§ Travail à faire:
#1 Relevez tous les noms de lieux géographiques mentionnés dans le récit de l'installation des moniales.
#2 Extrayez du récit de l'installation des moniales le passage qui commence par « Les soeurs descendent » et se poursuit jusqu'à « grandioses de l'abbaye. » inclus.

§ Texte cité:
════════════════════

L'INSTALLATION DES MONIALES
Après ce
court séjour à Rodez, nos voyageurs prirent le chemin d'Espalion. A leur
arrivée, les religieuses se trouvèrent entourées d'une foule de femmes
et d'enfants. "Pour entreprendre une telle oeuvre vous devez avoir de
grandes ressources", fit une dame. "Trois francs, c'est tout ce qui nous
reste", répond la soeur économe. Elle ne pensait pas que le père
Emmanuel avait encore dans son porte-monnaie 18 F et 75 centimes. Avec
cela on était riche! "Au moins, reprend la dame, avez-vous des vivres?"
La soeur montra le sac des provisions complètement vide. Une telle
pauvreté tira des larmes aux yeux. La bonne dame courut aussitôt chez le
boulanger et fit remplir un sac de pain! Le brave curé d'Espalion, M.
Brévier, est présent et donne une croix avec deux chandeliers garnis de
leurs cierges. L'heure avançant, il fallut songer au départ.
"Nous nous plaçâmes sur deux voitures où nous étions si bien entassées, qu'il nous était
impossible de faire un mouvement. Après une heure de supplice, que toutefois notre gaieté sut
adoucir, les voitures s'arrêtèrent au chemin de traverse qui conduit à Bonneval..."
Les soeurs descendent de voiture et l'orage se déchaîne.
La vallée de Bonneval
Une ruine ouverte à tout vent...
"Sans parapluies, et chargées de
bagages, nous nous engageâmes bravement dans un sentier rocailleux. "Au
bout de quelque temps, on arrive à un petit plateau appelé aujourd'hui
Saint Benoît. Bonneval ! Bonneval !" Nous pûmes apercevoir les tours en
ruines de l'abbaye". Minute solennelle inoubliable! Une émotion intense
gagne tous les coeurs. "Nous nous arrêtâmes, racontait plus tard le père
Emmanuel, je fis mettre tout le monde à genoux et l'on récita trois Ave
Maria pour saluer Notre Dame de Bonneval." Une grande croix plantée en
ce lieu, par les soins du père aumônier, rappellera ce souvenir aux
générations futures. On se remet en marche. Enfin, après vingt minutes
d'une descente difficile, la petite colonie débouche en face des ruines grandioses de l'abbaye.
Les coeurs tressaillent de joie, les visages sont radieux. Entre les
pavillons d'entrée, on contemple
la Madone de pierre qui, demeurée dans sa niche à travers les siècles,
semble ne pas avoir cessé d'attendre ses enfants. "La vue des ruines grandioses
qu'elles avaient devant elles fit oublier un instant aux voyageuses que leurs vêtements étaient
mouillés..." Mais la pluie continue à tomber. Il faut songer à se mettre à l'abri.

════════════════════

(Éléments répertoriés dans un jeu de données)
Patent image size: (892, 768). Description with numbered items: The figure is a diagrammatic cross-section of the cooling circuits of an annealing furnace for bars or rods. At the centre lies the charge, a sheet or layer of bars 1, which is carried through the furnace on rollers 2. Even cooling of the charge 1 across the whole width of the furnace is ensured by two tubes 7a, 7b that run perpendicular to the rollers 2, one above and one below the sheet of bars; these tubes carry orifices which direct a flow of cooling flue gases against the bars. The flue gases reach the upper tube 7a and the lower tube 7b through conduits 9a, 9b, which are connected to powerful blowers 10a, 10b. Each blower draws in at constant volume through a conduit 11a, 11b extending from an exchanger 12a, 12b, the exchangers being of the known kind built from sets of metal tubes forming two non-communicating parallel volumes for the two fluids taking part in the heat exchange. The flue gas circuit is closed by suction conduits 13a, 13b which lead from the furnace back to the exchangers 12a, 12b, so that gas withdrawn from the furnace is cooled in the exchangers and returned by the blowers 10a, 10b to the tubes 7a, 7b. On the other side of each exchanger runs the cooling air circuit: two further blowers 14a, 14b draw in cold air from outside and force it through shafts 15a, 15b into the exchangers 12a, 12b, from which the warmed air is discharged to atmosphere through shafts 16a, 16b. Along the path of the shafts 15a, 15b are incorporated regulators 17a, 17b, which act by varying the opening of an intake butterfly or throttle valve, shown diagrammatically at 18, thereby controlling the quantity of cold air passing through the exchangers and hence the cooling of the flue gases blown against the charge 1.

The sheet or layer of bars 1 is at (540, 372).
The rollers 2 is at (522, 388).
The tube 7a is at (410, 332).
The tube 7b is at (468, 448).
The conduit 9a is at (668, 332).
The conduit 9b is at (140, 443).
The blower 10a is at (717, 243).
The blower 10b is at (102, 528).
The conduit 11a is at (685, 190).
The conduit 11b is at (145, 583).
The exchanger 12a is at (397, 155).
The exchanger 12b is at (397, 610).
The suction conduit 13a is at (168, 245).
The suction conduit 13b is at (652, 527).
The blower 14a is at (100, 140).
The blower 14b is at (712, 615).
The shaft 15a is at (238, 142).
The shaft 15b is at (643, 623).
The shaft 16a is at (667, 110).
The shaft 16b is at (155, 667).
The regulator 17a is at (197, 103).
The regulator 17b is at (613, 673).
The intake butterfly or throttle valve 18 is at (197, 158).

════════════════════

§ Corrigé:
#1 Rodez, Espalion, Bonneval, Saint Benoît

#2
Les soeurs descendent de voiture et l'orage se déchaîne.
La vallée de Bonneval
Une ruine ouverte à tout vent...
"Sans parapluies, et chargées de
bagages, nous nous engageâmes bravement dans un sentier rocailleux. "Au
bout de quelque temps, on arrive à un petit plateau appelé aujourd'hui
Saint Benoît. Bonneval ! Bonneval !" Nous pûmes apercevoir les tours en
ruines de l'abbaye". Minute solennelle inoubliable! Une émotion intense
gagne tous les coeurs. "Nous nous arrêtâmes, racontait plus tard le père
Emmanuel, je fis mettre tout le monde à genoux et l'on récita trois Ave
Maria pour saluer Notre Dame de Bonneval." Une grande croix plantée en
ce lieu, par les soins du père aumônier, rappellera ce souvenir aux
générations futures. On se remet en marche. Enfin, après vingt minutes
d'une descente difficile, la petite colonie débouche en face des ruines grandioses de l'abbaye.